_What to produce_
Reproduce every line of the listing below verbatim, keeping each line's text, numbers, and punctuation unchanged.

Annotated element listings
# # # # # # #
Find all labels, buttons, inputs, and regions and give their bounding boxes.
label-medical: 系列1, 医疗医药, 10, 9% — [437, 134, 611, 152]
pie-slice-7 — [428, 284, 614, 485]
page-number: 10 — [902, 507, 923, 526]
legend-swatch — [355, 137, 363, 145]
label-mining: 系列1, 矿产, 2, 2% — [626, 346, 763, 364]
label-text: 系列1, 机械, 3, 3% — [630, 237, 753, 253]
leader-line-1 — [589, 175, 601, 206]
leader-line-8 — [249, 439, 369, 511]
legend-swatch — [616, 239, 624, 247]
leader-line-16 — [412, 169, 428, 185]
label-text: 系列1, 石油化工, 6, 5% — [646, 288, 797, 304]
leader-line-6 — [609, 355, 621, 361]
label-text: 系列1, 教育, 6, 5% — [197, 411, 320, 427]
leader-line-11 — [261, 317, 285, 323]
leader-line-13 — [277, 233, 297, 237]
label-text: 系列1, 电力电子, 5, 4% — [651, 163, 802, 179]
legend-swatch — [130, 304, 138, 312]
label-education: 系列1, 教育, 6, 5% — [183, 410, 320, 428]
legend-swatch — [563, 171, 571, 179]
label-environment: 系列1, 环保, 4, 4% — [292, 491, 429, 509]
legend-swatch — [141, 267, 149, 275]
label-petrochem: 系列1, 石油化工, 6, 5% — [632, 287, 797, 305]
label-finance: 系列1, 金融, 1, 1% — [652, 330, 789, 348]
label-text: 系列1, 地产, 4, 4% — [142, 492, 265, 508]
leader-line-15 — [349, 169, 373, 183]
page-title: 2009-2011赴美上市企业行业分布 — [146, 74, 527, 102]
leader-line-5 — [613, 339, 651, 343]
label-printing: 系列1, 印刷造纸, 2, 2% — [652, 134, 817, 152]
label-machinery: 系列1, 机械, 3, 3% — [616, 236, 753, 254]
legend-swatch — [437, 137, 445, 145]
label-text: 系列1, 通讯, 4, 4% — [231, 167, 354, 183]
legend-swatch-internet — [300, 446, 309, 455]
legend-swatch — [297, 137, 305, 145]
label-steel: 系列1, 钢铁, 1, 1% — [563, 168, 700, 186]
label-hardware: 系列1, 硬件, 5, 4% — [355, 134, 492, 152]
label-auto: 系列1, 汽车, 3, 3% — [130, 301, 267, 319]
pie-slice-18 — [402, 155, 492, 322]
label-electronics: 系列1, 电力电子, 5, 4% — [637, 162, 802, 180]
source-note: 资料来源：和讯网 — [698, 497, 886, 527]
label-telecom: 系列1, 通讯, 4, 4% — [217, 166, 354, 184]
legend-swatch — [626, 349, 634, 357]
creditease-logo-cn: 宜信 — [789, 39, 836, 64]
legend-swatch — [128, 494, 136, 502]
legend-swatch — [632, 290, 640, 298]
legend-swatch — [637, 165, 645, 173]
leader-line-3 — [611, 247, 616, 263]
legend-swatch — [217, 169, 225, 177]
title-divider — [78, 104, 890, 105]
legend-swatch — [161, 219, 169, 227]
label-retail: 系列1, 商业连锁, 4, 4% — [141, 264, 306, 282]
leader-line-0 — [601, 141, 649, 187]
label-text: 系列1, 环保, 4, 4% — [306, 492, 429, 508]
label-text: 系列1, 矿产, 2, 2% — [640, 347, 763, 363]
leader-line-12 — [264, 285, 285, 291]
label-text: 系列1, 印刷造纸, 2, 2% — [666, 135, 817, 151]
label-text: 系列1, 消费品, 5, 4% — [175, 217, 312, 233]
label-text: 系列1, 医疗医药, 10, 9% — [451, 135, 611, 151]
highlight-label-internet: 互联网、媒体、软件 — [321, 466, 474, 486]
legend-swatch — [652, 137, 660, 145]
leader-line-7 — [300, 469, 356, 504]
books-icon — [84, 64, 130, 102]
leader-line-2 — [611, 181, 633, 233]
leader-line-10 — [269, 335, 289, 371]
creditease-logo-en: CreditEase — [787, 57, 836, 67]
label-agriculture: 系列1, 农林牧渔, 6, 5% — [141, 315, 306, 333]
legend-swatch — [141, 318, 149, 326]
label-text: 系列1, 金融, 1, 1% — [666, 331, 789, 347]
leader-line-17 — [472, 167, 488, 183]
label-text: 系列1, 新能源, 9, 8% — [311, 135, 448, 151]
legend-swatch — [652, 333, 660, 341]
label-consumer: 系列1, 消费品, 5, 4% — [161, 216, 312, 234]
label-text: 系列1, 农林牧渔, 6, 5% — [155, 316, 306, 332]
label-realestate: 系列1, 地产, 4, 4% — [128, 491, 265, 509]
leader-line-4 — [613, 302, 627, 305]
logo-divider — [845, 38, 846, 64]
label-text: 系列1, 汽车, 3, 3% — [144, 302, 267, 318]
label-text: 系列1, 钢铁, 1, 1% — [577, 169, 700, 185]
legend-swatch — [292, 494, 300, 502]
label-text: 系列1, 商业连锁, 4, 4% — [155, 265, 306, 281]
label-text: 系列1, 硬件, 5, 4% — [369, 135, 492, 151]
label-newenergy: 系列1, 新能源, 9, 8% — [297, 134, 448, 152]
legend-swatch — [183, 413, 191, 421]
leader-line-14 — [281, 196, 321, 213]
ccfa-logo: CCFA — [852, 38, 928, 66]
# # # # # # #
_Task output_
Find all labels, buttons, inputs, and regions and give their bounding boxes.
label-medical: 系列1, 医疗医药, 10, 9% — [437, 134, 611, 152]
pie-slice-7 — [428, 284, 614, 485]
page-number: 10 — [902, 507, 923, 526]
legend-swatch — [355, 137, 363, 145]
label-mining: 系列1, 矿产, 2, 2% — [626, 346, 763, 364]
label-text: 系列1, 机械, 3, 3% — [630, 237, 753, 253]
leader-line-1 — [589, 175, 601, 206]
leader-line-8 — [249, 439, 369, 511]
legend-swatch — [616, 239, 624, 247]
leader-line-16 — [412, 169, 428, 185]
label-text: 系列1, 石油化工, 6, 5% — [646, 288, 797, 304]
leader-line-6 — [609, 355, 621, 361]
label-text: 系列1, 教育, 6, 5% — [197, 411, 320, 427]
leader-line-11 — [261, 317, 285, 323]
leader-line-13 — [277, 233, 297, 237]
label-text: 系列1, 电力电子, 5, 4% — [651, 163, 802, 179]
legend-swatch — [130, 304, 138, 312]
label-education: 系列1, 教育, 6, 5% — [183, 410, 320, 428]
legend-swatch — [563, 171, 571, 179]
label-environment: 系列1, 环保, 4, 4% — [292, 491, 429, 509]
legend-swatch — [141, 267, 149, 275]
label-petrochem: 系列1, 石油化工, 6, 5% — [632, 287, 797, 305]
label-finance: 系列1, 金融, 1, 1% — [652, 330, 789, 348]
label-text: 系列1, 地产, 4, 4% — [142, 492, 265, 508]
leader-line-15 — [349, 169, 373, 183]
page-title: 2009-2011赴美上市企业行业分布 — [146, 74, 527, 102]
leader-line-5 — [613, 339, 651, 343]
label-printing: 系列1, 印刷造纸, 2, 2% — [652, 134, 817, 152]
label-machinery: 系列1, 机械, 3, 3% — [616, 236, 753, 254]
legend-swatch — [437, 137, 445, 145]
label-text: 系列1, 通讯, 4, 4% — [231, 167, 354, 183]
legend-swatch-internet — [300, 446, 309, 455]
legend-swatch — [297, 137, 305, 145]
label-steel: 系列1, 钢铁, 1, 1% — [563, 168, 700, 186]
label-hardware: 系列1, 硬件, 5, 4% — [355, 134, 492, 152]
label-auto: 系列1, 汽车, 3, 3% — [130, 301, 267, 319]
pie-slice-18 — [402, 155, 492, 322]
label-electronics: 系列1, 电力电子, 5, 4% — [637, 162, 802, 180]
source-note: 资料来源：和讯网 — [698, 497, 886, 527]
label-telecom: 系列1, 通讯, 4, 4% — [217, 166, 354, 184]
legend-swatch — [626, 349, 634, 357]
creditease-logo-cn: 宜信 — [789, 39, 836, 64]
legend-swatch — [128, 494, 136, 502]
legend-swatch — [632, 290, 640, 298]
legend-swatch — [637, 165, 645, 173]
leader-line-3 — [611, 247, 616, 263]
legend-swatch — [217, 169, 225, 177]
title-divider — [78, 104, 890, 105]
legend-swatch — [161, 219, 169, 227]
label-retail: 系列1, 商业连锁, 4, 4% — [141, 264, 306, 282]
leader-line-0 — [601, 141, 649, 187]
label-text: 系列1, 环保, 4, 4% — [306, 492, 429, 508]
label-text: 系列1, 矿产, 2, 2% — [640, 347, 763, 363]
leader-line-12 — [264, 285, 285, 291]
label-text: 系列1, 印刷造纸, 2, 2% — [666, 135, 817, 151]
label-text: 系列1, 消费品, 5, 4% — [175, 217, 312, 233]
label-text: 系列1, 医疗医药, 10, 9% — [451, 135, 611, 151]
highlight-label-internet: 互联网、媒体、软件 — [321, 466, 474, 486]
legend-swatch — [652, 137, 660, 145]
leader-line-7 — [300, 469, 356, 504]
books-icon — [84, 64, 130, 102]
leader-line-2 — [611, 181, 633, 233]
leader-line-10 — [269, 335, 289, 371]
creditease-logo-en: CreditEase — [787, 57, 836, 67]
label-agriculture: 系列1, 农林牧渔, 6, 5% — [141, 315, 306, 333]
legend-swatch — [141, 318, 149, 326]
label-text: 系列1, 金融, 1, 1% — [666, 331, 789, 347]
leader-line-17 — [472, 167, 488, 183]
label-text: 系列1, 新能源, 9, 8% — [311, 135, 448, 151]
legend-swatch — [652, 333, 660, 341]
label-consumer: 系列1, 消费品, 5, 4% — [161, 216, 312, 234]
label-text: 系列1, 农林牧渔, 6, 5% — [155, 316, 306, 332]
label-realestate: 系列1, 地产, 4, 4% — [128, 491, 265, 509]
leader-line-4 — [613, 302, 627, 305]
logo-divider — [845, 38, 846, 64]
label-text: 系列1, 汽车, 3, 3% — [144, 302, 267, 318]
label-text: 系列1, 钢铁, 1, 1% — [577, 169, 700, 185]
legend-swatch — [292, 494, 300, 502]
label-text: 系列1, 商业连锁, 4, 4% — [155, 265, 306, 281]
label-text: 系列1, 硬件, 5, 4% — [369, 135, 492, 151]
label-newenergy: 系列1, 新能源, 9, 8% — [297, 134, 448, 152]
legend-swatch — [183, 413, 191, 421]
leader-line-14 — [281, 196, 321, 213]
ccfa-logo: CCFA — [852, 38, 928, 66]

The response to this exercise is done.